>>>

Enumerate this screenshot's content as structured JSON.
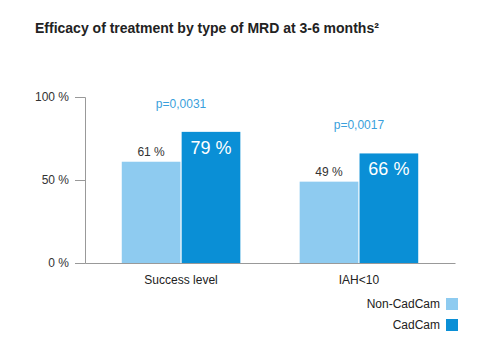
{
  "chart_data": {
    "type": "bar",
    "title": "Efficacy of treatment by type of MRD at 3-6 months²",
    "categories": [
      "Success level",
      "IAH<10"
    ],
    "series": [
      {
        "name": "Non-CadCam",
        "color": "#8ecbf0",
        "values": [
          61,
          49
        ],
        "value_labels": [
          "61 %",
          "49 %"
        ]
      },
      {
        "name": "CadCam",
        "color": "#0a8fd6",
        "values": [
          79,
          66
        ],
        "value_labels": [
          "79 %",
          "66 %"
        ]
      }
    ],
    "annotations": [
      "p=0,0031",
      "p=0,0017"
    ],
    "ylim": [
      0,
      100
    ],
    "yticks": [
      {
        "value": 0,
        "label": "0 %"
      },
      {
        "value": 50,
        "label": "50 %"
      },
      {
        "value": 100,
        "label": "100 %"
      }
    ],
    "grid": false,
    "legend": "lower right",
    "data_labels": true
  }
}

<<<

• SHORT PROBLEM:
Your job is to transcribe the entries above exactly; skip the pictures.

• SOLUTION TO THIS TASK:
Enumerate this screenshot's content as structured JSON.
{
  "chart_data": {
    "type": "bar",
    "title": "Efficacy of treatment by type of MRD at 3-6 months²",
    "categories": [
      "Success level",
      "IAH<10"
    ],
    "series": [
      {
        "name": "Non-CadCam",
        "color": "#8ecbf0",
        "values": [
          61,
          49
        ],
        "value_labels": [
          "61 %",
          "49 %"
        ]
      },
      {
        "name": "CadCam",
        "color": "#0a8fd6",
        "values": [
          79,
          66
        ],
        "value_labels": [
          "79 %",
          "66 %"
        ]
      }
    ],
    "annotations": [
      "p=0,0031",
      "p=0,0017"
    ],
    "ylim": [
      0,
      100
    ],
    "yticks": [
      {
        "value": 0,
        "label": "0 %"
      },
      {
        "value": 50,
        "label": "50 %"
      },
      {
        "value": 100,
        "label": "100 %"
      }
    ],
    "grid": false,
    "legend": "lower right",
    "data_labels": true
  }
}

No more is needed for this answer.